#### Problem details:
Please lay out the lines of the listing between the line holding "clause-number: 4.1.3: [229, 733, 298, 765]" and the line holding "term-number: 3.10: [229, 256, 288, 288]", inclusive, as a Markdown table with the columns Row and Entry, numbering each row and leaving out blank lines. Include only those lines.

[Data listing]
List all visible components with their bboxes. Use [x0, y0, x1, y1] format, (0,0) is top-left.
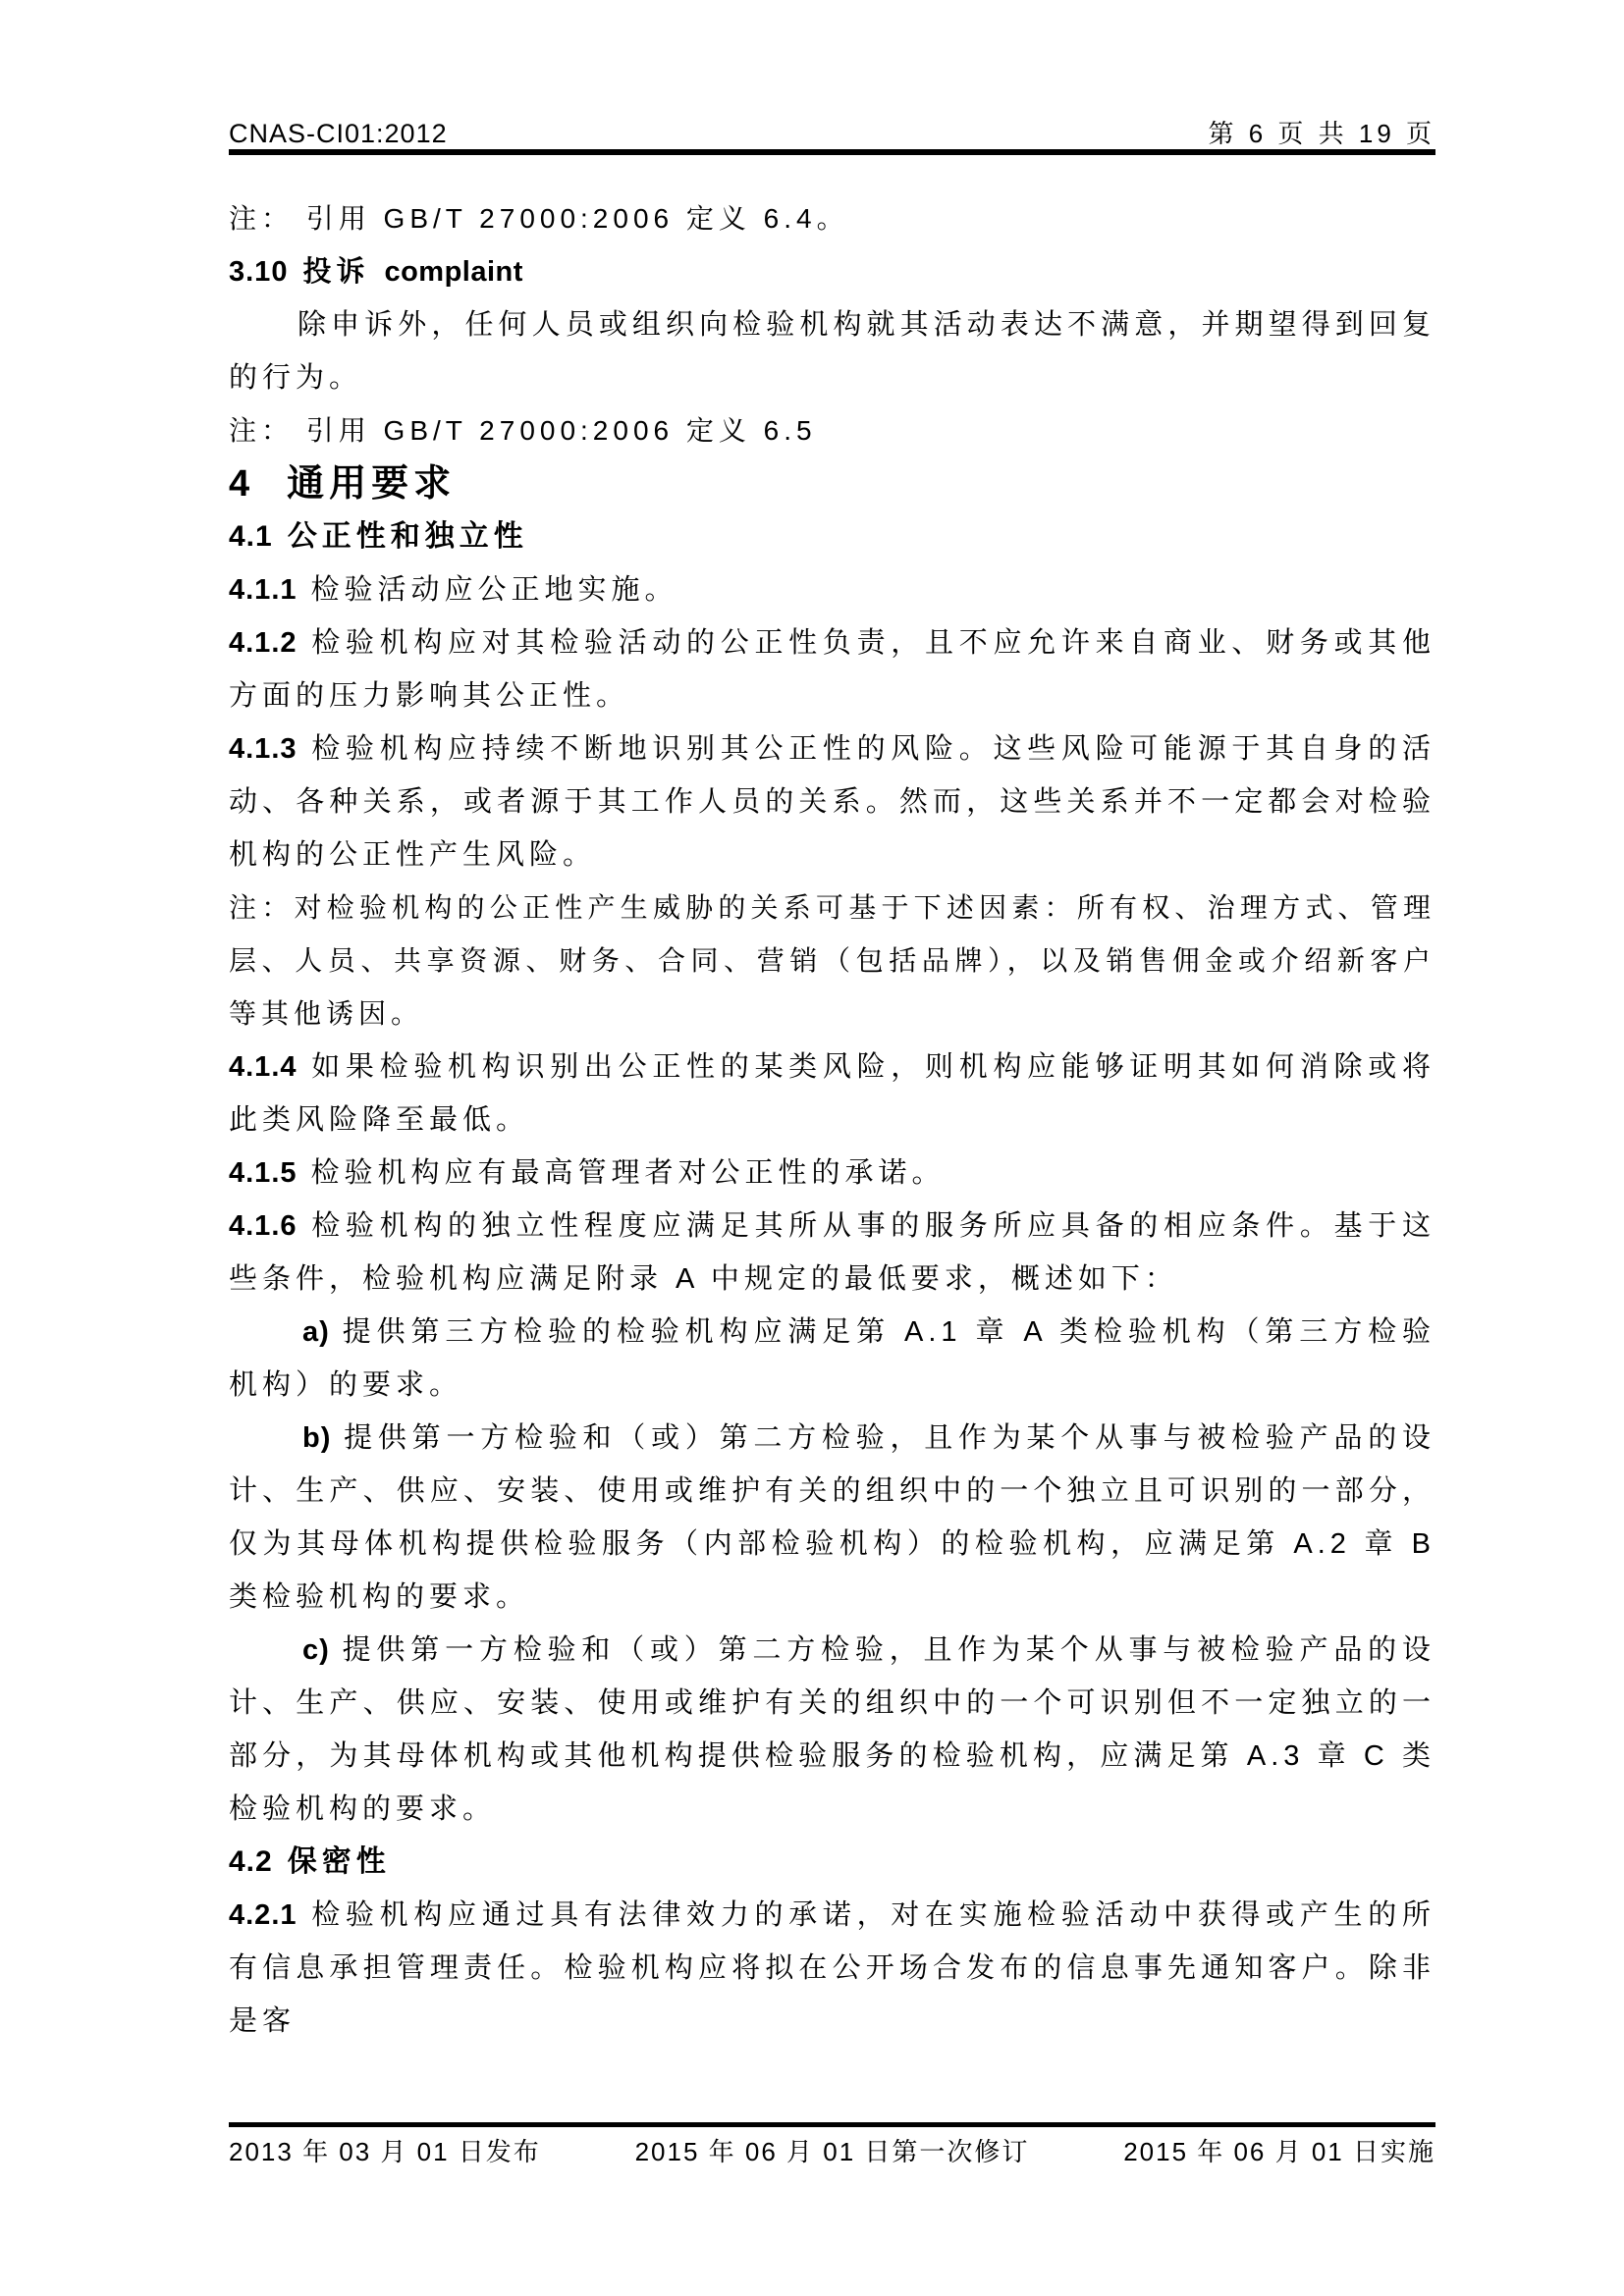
clause-number: 4.1.3: [229, 733, 298, 765]
chapter-title: 通用要求: [287, 463, 456, 505]
clause-text: 检验机构应通过具有法律效力的承诺，对在实施检验活动中获得或产生的所有信息承担管理…: [229, 1899, 1435, 2037]
chapter-heading-4: 4通用要求: [229, 457, 1435, 510]
clause-4-1-2: 4.1.2检验机构应对其检验活动的公正性负责，且不应允许来自商业、财务或其他方面…: [229, 616, 1435, 722]
clause-4-1-5: 4.1.5检验机构应有最高管理者对公正性的承诺。: [229, 1147, 1435, 1200]
clause-text: 如果检验机构识别出公正性的某类风险，则机构应能够证明其如何消除或将此类风险降至最…: [229, 1051, 1435, 1136]
list-item-b: b)提供第一方检验和（或）第二方检验，且作为某个从事与被检验产品的设计、生产、供…: [229, 1412, 1435, 1624]
section-title: 保密性: [288, 1845, 391, 1878]
header-rule: [229, 149, 1435, 155]
list-item-text: 提供第三方检验的检验机构应满足第 A.1 章 A 类检验机构（第三方检验机构）的…: [229, 1316, 1435, 1401]
document-content: 注： 引用 GB/T 27000:2006 定义 6.4。 3.10投诉comp…: [229, 187, 1435, 2048]
term-title-en: complaint: [384, 256, 522, 288]
doc-code: CNAS-CI01:2012: [229, 119, 448, 149]
footer-rule: [229, 2122, 1435, 2127]
footer-implemented-date: 2015 年 06 月 01 日实施: [1123, 2132, 1435, 2168]
section-title: 公正性和独立性: [288, 520, 528, 553]
list-item-a: a)提供第三方检验的检验机构应满足第 A.1 章 A 类检验机构（第三方检验机构…: [229, 1306, 1435, 1412]
footer-issued-date: 2013 年 03 月 01 日发布: [229, 2132, 541, 2168]
clause-text: 检验机构应有最高管理者对公正性的承诺。: [311, 1157, 946, 1189]
clause-4-1-4: 4.1.4如果检验机构识别出公正性的某类风险，则机构应能够证明其如何消除或将此类…: [229, 1041, 1435, 1147]
clause-4-1-1: 4.1.1检验活动应公正地实施。: [229, 563, 1435, 616]
term-number: 3.10: [229, 256, 288, 288]
clause-4-1-3: 4.1.3检验机构应持续不断地识别其公正性的风险。这些风险可能源于其自身的活动、…: [229, 722, 1435, 881]
clause-number: 4.1.4: [229, 1051, 298, 1083]
list-item-text: 提供第一方检验和（或）第二方检验，且作为某个从事与被检验产品的设计、生产、供应、…: [229, 1422, 1435, 1613]
chapter-number: 4: [229, 463, 249, 505]
clause-number: 4.1.5: [229, 1157, 298, 1189]
section-heading-4-2: 4.2保密性: [229, 1836, 1435, 1889]
clause-number: 4.1.2: [229, 627, 298, 659]
page-footer: 2013 年 03 月 01 日发布 2015 年 06 月 01 日第一次修订…: [229, 2132, 1435, 2168]
page-header: CNAS-CI01:2012 第 6 页 共 19 页: [229, 114, 1435, 150]
term-heading-3-10: 3.10投诉complaint: [229, 245, 1435, 298]
clause-number: 4.1.6: [229, 1210, 298, 1242]
list-item-marker: c): [302, 1634, 330, 1666]
note-ref-6-5: 注： 引用 GB/T 27000:2006 定义 6.5: [229, 404, 1435, 457]
section-number: 4.1: [229, 520, 273, 553]
section-heading-4-1: 4.1公正性和独立性: [229, 510, 1435, 563]
footer-revised-date: 2015 年 06 月 01 日第一次修订: [635, 2132, 1030, 2168]
list-item-text: 提供第一方检验和（或）第二方检验，且作为某个从事与被检验产品的设计、生产、供应、…: [229, 1634, 1435, 1825]
clause-number: 4.1.1: [229, 574, 298, 606]
list-item-marker: b): [302, 1422, 331, 1454]
clause-text: 检验活动应公正地实施。: [311, 574, 678, 606]
note-4-1-3: 注：对检验机构的公正性产生威胁的关系可基于下述因素：所有权、治理方式、管理层、人…: [229, 881, 1435, 1041]
clause-number: 4.2.1: [229, 1899, 298, 1931]
clause-4-1-6: 4.1.6检验机构的独立性程度应满足其所从事的服务所应具备的相应条件。基于这些条…: [229, 1200, 1435, 1306]
list-item-marker: a): [302, 1316, 330, 1348]
term-3-10-definition: 除申诉外，任何人员或组织向检验机构就其活动表达不满意，并期望得到回复的行为。: [229, 298, 1435, 404]
page-number-indicator: 第 6 页 共 19 页: [1209, 114, 1436, 150]
clause-text: 检验机构应对其检验活动的公正性负责，且不应允许来自商业、财务或其他方面的压力影响…: [229, 627, 1435, 712]
document-page: CNAS-CI01:2012 第 6 页 共 19 页 注： 引用 GB/T 2…: [0, 0, 1624, 2296]
list-item-c: c)提供第一方检验和（或）第二方检验，且作为某个从事与被检验产品的设计、生产、供…: [229, 1624, 1435, 1836]
clause-text: 检验机构的独立性程度应满足其所从事的服务所应具备的相应条件。基于这些条件，检验机…: [229, 1210, 1435, 1295]
note-ref-6-4: 注： 引用 GB/T 27000:2006 定义 6.4。: [229, 192, 1435, 245]
clause-text: 检验机构应持续不断地识别其公正性的风险。这些风险可能源于其自身的活动、各种关系，…: [229, 733, 1435, 871]
section-number: 4.2: [229, 1845, 273, 1878]
term-title-zh: 投诉: [302, 256, 369, 288]
clause-4-2-1: 4.2.1检验机构应通过具有法律效力的承诺，对在实施检验活动中获得或产生的所有信…: [229, 1889, 1435, 2048]
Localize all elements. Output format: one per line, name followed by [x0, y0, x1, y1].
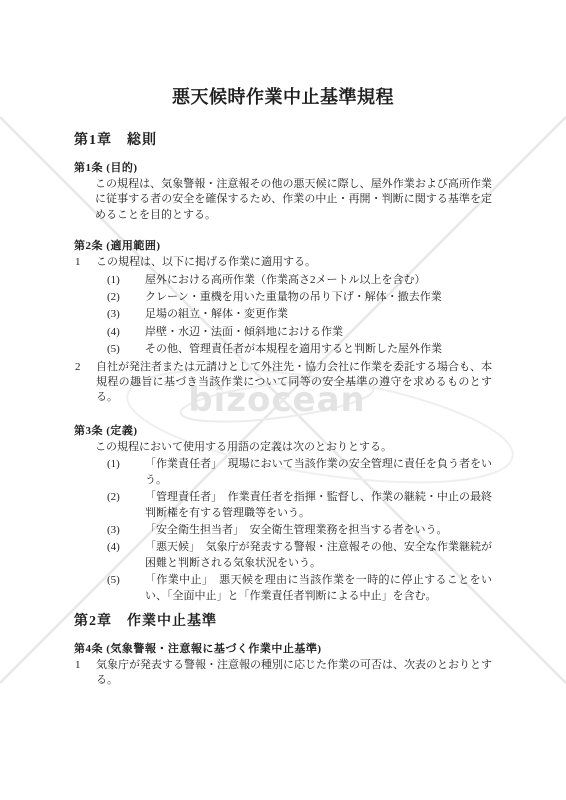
subitem-number: (2): [107, 490, 145, 521]
subitem-number: (5): [107, 573, 145, 604]
article-2-subitem-5: (5) その他、管理責任者が本規程を適用すると判断した屋外作業: [107, 342, 492, 357]
subitem-number: (4): [107, 540, 145, 571]
subitem-text: 屋外における高所作業（作業高さ2メートル以上を含む）: [145, 273, 492, 288]
definition-text: 「悪天候」 気象庁が発表する警報・注意報その他、安全な作業継続が困難と判断される…: [145, 540, 492, 571]
document-content: 悪天候時作業中止基準規程 第1章 総則 第1条 (目的) この規程は、気象警報・…: [74, 86, 492, 689]
article-2-subitem-2: (2) クレーン・重機を用いた重量物の吊り下げ・解体・撤去作業: [107, 290, 492, 305]
article-3-definition-4: (4) 「悪天候」 気象庁が発表する警報・注意報その他、安全な作業継続が困難と判…: [107, 540, 492, 571]
subitem-number: (3): [107, 523, 145, 538]
article-3-definition-2: (2) 「管理責任者」 作業責任者を指揮・監督し、作業の継続・中止の最終判断権を…: [107, 490, 492, 521]
article-3-definition-3: (3) 「安全衛生担当者」 安全衛生管理業務を担当する者をいう。: [107, 523, 492, 538]
subitem-number: (5): [107, 342, 145, 357]
chapter-1-heading: 第1章 総則: [74, 132, 492, 149]
subitem-number: (1): [107, 457, 145, 488]
item-text: この規程は、以下に掲げる作業に適用する。: [96, 255, 492, 270]
article-3-definition-1: (1) 「作業責任者」 現場において当該作業の安全管理に責任を負う者をいう。: [107, 457, 492, 488]
chapter-2-heading: 第2章 作業中止基準: [74, 613, 492, 630]
article-1-body: この規程は、気象警報・注意報その他の悪天候に際し、屋外作業および高所作業に従事す…: [95, 177, 492, 223]
subitem-text: 岸壁・水辺・法面・傾斜地における作業: [145, 325, 492, 340]
definition-text: 「安全衛生担当者」 安全衛生管理業務を担当する者をいう。: [145, 523, 492, 538]
article-2-heading: 第2条 (適用範囲): [74, 240, 492, 253]
subitem-text: 足場の組立・解体・変更作業: [145, 307, 492, 322]
article-4-item-1: 1 気象庁が発表する警報・注意報の種別に応じた作業の可否は、次表のとおりとする。: [74, 658, 492, 689]
definition-text: 「作業中止」 悪天候を理由に当該作業を一時的に停止することをいい、「全面中止」と…: [145, 573, 492, 604]
article-2-subitem-4: (4) 岸壁・水辺・法面・傾斜地における作業: [107, 325, 492, 340]
article-3-definition-5: (5) 「作業中止」 悪天候を理由に当該作業を一時的に停止することをいい、「全面…: [107, 573, 492, 604]
definition-text: 「管理責任者」 作業責任者を指揮・監督し、作業の継続・中止の最終判断権を有する管…: [145, 490, 492, 521]
article-3-lead: この規程において使用する用語の定義は次のとおりとする。: [95, 440, 492, 455]
item-text: 気象庁が発表する警報・注意報の種別に応じた作業の可否は、次表のとおりとする。: [96, 658, 492, 689]
article-4-heading: 第4条 (気象警報・注意報に基づく作業中止基準): [74, 643, 492, 656]
item-number: 1: [74, 255, 96, 270]
subitem-number: (4): [107, 325, 145, 340]
subitem-number: (1): [107, 273, 145, 288]
document-page: bizocean 悪天候時作業中止基準規程 第1章 総則 第1条 (目的) この…: [0, 0, 566, 800]
definition-text: 「作業責任者」 現場において当該作業の安全管理に責任を負う者をいう。: [145, 457, 492, 488]
item-text: 自社が発注者または元請けとして外注先・協力会社に作業を委託する場合も、本規程の趣…: [96, 360, 492, 406]
subitem-text: その他、管理責任者が本規程を適用すると判断した屋外作業: [145, 342, 492, 357]
subitem-text: クレーン・重機を用いた重量物の吊り下げ・解体・撤去作業: [145, 290, 492, 305]
subitem-number: (3): [107, 307, 145, 322]
article-3-heading: 第3条 (定義): [74, 425, 492, 438]
article-2-item-2: 2 自社が発注者または元請けとして外注先・協力会社に作業を委託する場合も、本規程…: [74, 360, 492, 406]
subitem-number: (2): [107, 290, 145, 305]
article-2-item-1: 1 この規程は、以下に掲げる作業に適用する。: [74, 255, 492, 270]
article-2-subitem-1: (1) 屋外における高所作業（作業高さ2メートル以上を含む）: [107, 273, 492, 288]
article-1-heading: 第1条 (目的): [74, 162, 492, 175]
document-title: 悪天候時作業中止基準規程: [74, 86, 492, 108]
article-2-subitem-3: (3) 足場の組立・解体・変更作業: [107, 307, 492, 322]
item-number: 1: [74, 658, 96, 689]
item-number: 2: [74, 360, 96, 406]
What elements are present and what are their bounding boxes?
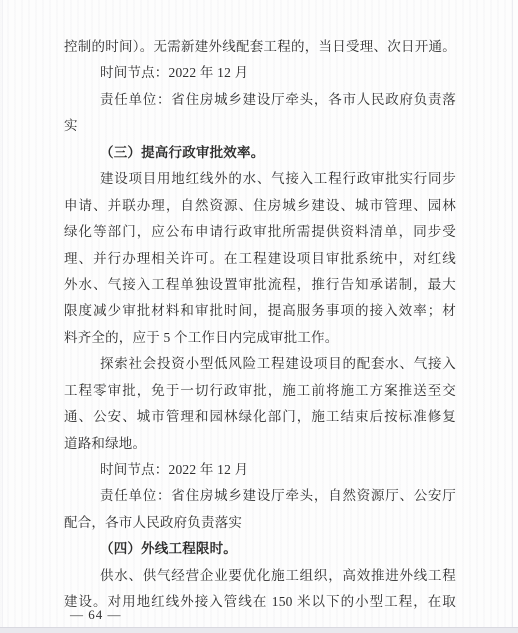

#### Answer to this task:
| Row | Entry |
|---|---|
| 1 | clause-number: 4.1.3: [229, 733, 298, 765] |
| 2 | chapter-title: 通用要求: [287, 463, 456, 505] |
| 3 | clause-text: 检验机构应通过具有法律效力的承诺，对在实施检验活动中获得或产生的所有信息承担管理…: [229, 1899, 1435, 2037] |
| 4 | chapter-heading-4: 4通用要求: [229, 457, 1435, 510] |
| 5 | clause-4-1-2: 4.1.2检验机构应对其检验活动的公正性负责，且不应允许来自商业、财务或其他方面…: [229, 616, 1435, 722] |
| 6 | clause-4-1-5: 4.1.5检验机构应有最高管理者对公正性的承诺。: [229, 1147, 1435, 1200] |
| 7 | clause-text: 如果检验机构识别出公正性的某类风险，则机构应能够证明其如何消除或将此类风险降至最…: [229, 1051, 1435, 1136] |
| 8 | list-item-b: b)提供第一方检验和（或）第二方检验，且作为某个从事与被检验产品的设计、生产、供…: [229, 1412, 1435, 1624] |
| 9 | section-title: 保密性: [288, 1845, 391, 1878] |
| 10 | header-rule: [229, 149, 1435, 155] |
| 11 | list-item-text: 提供第三方检验的检验机构应满足第 A.1 章 A 类检验机构（第三方检验机构）的…: [229, 1316, 1435, 1401] |
| 12 | document-content: 注： 引用 GB/T 27000:2006 定义 6.4。 3.10投诉comp…: [229, 187, 1435, 2048] |
| 13 | term-title-en: complaint: [384, 256, 522, 288] |
| 14 | doc-code: CNAS-CI01:2012: [229, 119, 448, 149] |
| 15 | footer-rule: [229, 2122, 1435, 2127] |
| 16 | footer-implemented-date: 2015 年 06 月 01 日实施: [1123, 2132, 1435, 2168] |
| 17 | section-title: 公正性和独立性: [288, 520, 528, 553] |
| 18 | list-item-a: a)提供第三方检验的检验机构应满足第 A.1 章 A 类检验机构（第三方检验机构…: [229, 1306, 1435, 1412] |
| 19 | footer-issued-date: 2013 年 03 月 01 日发布: [229, 2132, 541, 2168] |
| 20 | clause-text: 检验机构应有最高管理者对公正性的承诺。: [311, 1157, 946, 1189] |
| 21 | clause-4-1-4: 4.1.4如果检验机构识别出公正性的某类风险，则机构应能够证明其如何消除或将此类…: [229, 1041, 1435, 1147] |
| 22 | clause-4-1-1: 4.1.1检验活动应公正地实施。: [229, 563, 1435, 616] |
| 23 | term-number: 3.10: [229, 256, 288, 288] |